EXERCISE TASK = Lines holding the string "описания" are the ones to copy; find them all in the data.

PROVIDED RECORDS =
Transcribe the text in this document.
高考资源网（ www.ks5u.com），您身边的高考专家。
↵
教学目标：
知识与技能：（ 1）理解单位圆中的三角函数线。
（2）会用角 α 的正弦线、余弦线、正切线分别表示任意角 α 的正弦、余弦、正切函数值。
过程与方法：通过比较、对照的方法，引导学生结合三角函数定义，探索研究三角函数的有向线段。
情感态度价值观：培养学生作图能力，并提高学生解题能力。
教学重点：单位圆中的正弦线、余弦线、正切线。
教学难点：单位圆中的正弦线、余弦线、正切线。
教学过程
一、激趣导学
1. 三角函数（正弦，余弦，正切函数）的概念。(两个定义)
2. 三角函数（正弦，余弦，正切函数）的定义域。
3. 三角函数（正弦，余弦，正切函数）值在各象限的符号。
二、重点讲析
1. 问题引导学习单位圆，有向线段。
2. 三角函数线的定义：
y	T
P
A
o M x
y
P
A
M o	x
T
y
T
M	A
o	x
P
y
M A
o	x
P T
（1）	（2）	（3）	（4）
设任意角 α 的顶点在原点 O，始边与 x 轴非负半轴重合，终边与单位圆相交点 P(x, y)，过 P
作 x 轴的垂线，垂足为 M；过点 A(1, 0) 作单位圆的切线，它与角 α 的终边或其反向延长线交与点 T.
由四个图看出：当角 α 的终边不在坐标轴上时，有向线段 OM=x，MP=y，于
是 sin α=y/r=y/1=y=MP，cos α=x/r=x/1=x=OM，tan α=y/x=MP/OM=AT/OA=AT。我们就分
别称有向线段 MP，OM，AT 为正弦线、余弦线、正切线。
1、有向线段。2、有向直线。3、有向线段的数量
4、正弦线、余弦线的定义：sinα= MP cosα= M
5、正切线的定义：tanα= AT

==

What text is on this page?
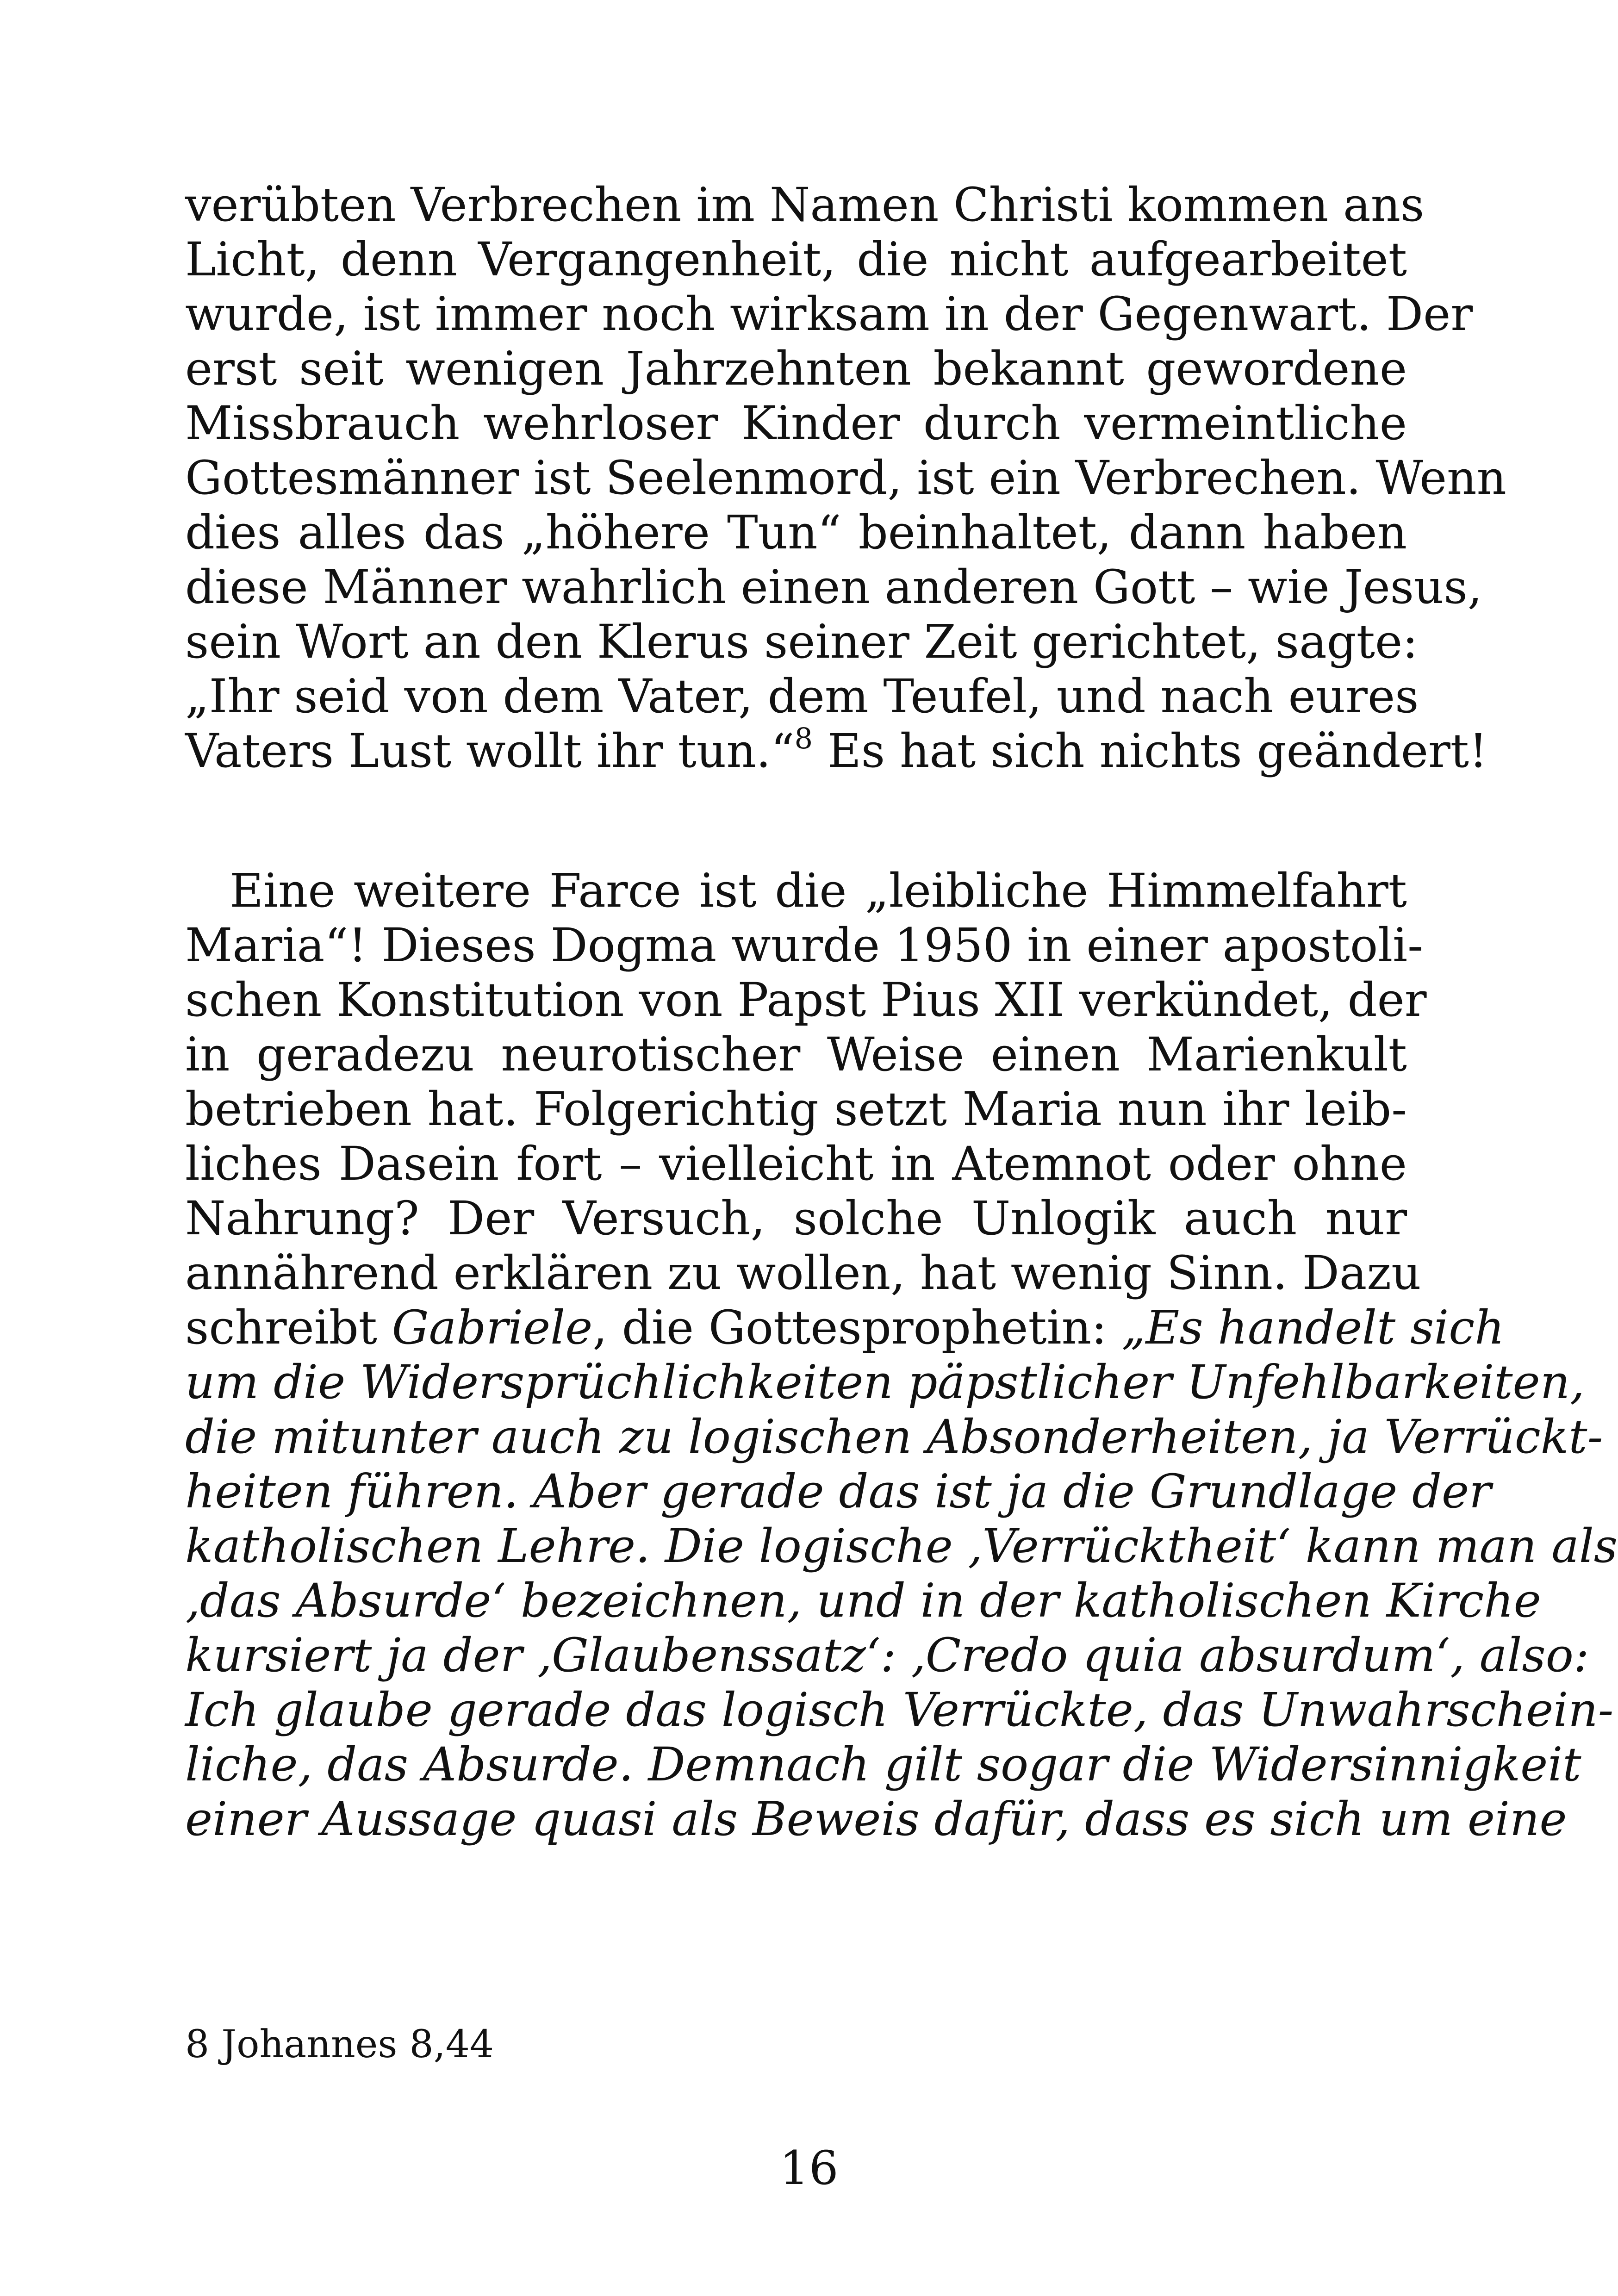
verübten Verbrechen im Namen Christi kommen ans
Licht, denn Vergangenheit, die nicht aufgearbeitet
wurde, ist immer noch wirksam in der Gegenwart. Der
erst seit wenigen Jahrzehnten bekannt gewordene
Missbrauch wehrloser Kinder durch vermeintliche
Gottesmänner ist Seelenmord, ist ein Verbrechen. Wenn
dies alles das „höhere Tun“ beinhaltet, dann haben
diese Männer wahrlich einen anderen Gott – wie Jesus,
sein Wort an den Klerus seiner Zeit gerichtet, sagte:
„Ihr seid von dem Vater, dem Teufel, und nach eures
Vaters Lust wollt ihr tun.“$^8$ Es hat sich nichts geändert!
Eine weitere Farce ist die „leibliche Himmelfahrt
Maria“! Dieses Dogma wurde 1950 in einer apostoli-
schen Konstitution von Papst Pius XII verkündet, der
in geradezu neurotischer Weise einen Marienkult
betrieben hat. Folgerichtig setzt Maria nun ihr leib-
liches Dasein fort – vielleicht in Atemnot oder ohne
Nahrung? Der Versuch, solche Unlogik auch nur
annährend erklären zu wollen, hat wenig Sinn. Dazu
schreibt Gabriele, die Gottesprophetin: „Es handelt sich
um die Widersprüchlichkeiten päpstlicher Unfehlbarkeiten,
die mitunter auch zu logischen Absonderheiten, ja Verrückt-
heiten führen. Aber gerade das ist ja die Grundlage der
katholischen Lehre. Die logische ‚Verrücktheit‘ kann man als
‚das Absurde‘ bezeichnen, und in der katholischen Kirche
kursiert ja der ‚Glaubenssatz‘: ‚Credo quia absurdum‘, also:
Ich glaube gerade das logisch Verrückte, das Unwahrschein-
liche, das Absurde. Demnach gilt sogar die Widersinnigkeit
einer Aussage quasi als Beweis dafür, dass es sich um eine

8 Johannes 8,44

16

==

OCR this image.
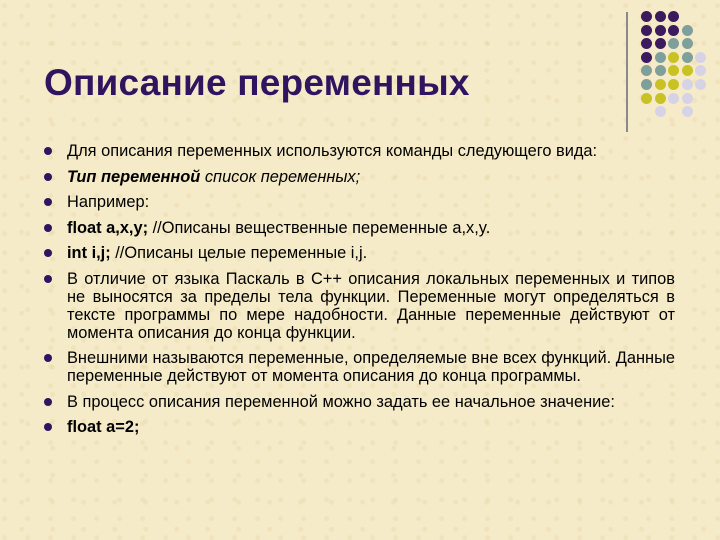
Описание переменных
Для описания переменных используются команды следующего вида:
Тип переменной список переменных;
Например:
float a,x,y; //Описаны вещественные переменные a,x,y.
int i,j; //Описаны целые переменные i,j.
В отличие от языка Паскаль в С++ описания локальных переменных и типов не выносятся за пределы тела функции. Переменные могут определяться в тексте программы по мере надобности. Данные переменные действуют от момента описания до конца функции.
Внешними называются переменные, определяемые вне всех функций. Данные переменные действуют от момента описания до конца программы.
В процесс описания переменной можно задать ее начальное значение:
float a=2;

RESPONSE =
Для описания переменных используются команды следующего вида:
В отличие от языка Паскаль в С++ описания локальных переменных и типов не выносятся за пределы тела функции. Переменные могут определяться в тексте программы по мере надобности. Данные переменные действуют от момента описания до конца функции.
Внешними называются переменные, определяемые вне всех функций. Данные переменные действуют от момента описания до конца программы.
В процесс описания переменной можно задать ее начальное значение:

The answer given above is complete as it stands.